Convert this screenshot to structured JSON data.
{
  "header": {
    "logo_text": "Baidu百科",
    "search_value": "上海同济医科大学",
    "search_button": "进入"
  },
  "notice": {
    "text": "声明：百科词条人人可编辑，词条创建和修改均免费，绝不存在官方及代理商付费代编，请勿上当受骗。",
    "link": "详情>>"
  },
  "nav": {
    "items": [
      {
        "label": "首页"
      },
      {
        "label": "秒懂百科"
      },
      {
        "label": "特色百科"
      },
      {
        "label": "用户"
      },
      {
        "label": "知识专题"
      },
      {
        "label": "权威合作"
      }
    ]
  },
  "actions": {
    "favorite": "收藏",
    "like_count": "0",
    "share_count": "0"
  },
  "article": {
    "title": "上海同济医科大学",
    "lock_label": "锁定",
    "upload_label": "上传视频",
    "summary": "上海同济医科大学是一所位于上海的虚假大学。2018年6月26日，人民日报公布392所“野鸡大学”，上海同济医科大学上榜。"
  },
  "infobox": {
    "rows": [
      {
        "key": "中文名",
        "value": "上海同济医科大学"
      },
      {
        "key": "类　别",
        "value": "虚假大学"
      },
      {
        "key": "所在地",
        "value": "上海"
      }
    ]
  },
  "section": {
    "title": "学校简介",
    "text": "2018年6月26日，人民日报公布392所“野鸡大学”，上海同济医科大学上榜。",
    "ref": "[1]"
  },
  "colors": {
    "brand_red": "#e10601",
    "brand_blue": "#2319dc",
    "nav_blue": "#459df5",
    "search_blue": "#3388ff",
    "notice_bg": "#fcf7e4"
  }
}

------------------------------

▸ PROBLEM DETAILS: Return the listing above word for word.

▸ SOLUTION TO THIS PROBLEM:
Convert this screenshot to structured JSON data.
{
  "header": {
    "logo_text": "Baidu百科",
    "search_value": "上海同济医科大学",
    "search_button": "进入"
  },
  "notice": {
    "text": "声明：百科词条人人可编辑，词条创建和修改均免费，绝不存在官方及代理商付费代编，请勿上当受骗。",
    "link": "详情>>"
  },
  "nav": {
    "items": [
      {
        "label": "首页"
      },
      {
        "label": "秒懂百科"
      },
      {
        "label": "特色百科"
      },
      {
        "label": "用户"
      },
      {
        "label": "知识专题"
      },
      {
        "label": "权威合作"
      }
    ]
  },
  "actions": {
    "favorite": "收藏",
    "like_count": "0",
    "share_count": "0"
  },
  "article": {
    "title": "上海同济医科大学",
    "lock_label": "锁定",
    "upload_label": "上传视频",
    "summary": "上海同济医科大学是一所位于上海的虚假大学。2018年6月26日，人民日报公布392所“野鸡大学”，上海同济医科大学上榜。"
  },
  "infobox": {
    "rows": [
      {
        "key": "中文名",
        "value": "上海同济医科大学"
      },
      {
        "key": "类　别",
        "value": "虚假大学"
      },
      {
        "key": "所在地",
        "value": "上海"
      }
    ]
  },
  "section": {
    "title": "学校简介",
    "text": "2018年6月26日，人民日报公布392所“野鸡大学”，上海同济医科大学上榜。",
    "ref": "[1]"
  },
  "colors": {
    "brand_red": "#e10601",
    "brand_blue": "#2319dc",
    "nav_blue": "#459df5",
    "search_blue": "#3388ff",
    "notice_bg": "#fcf7e4"
  }
}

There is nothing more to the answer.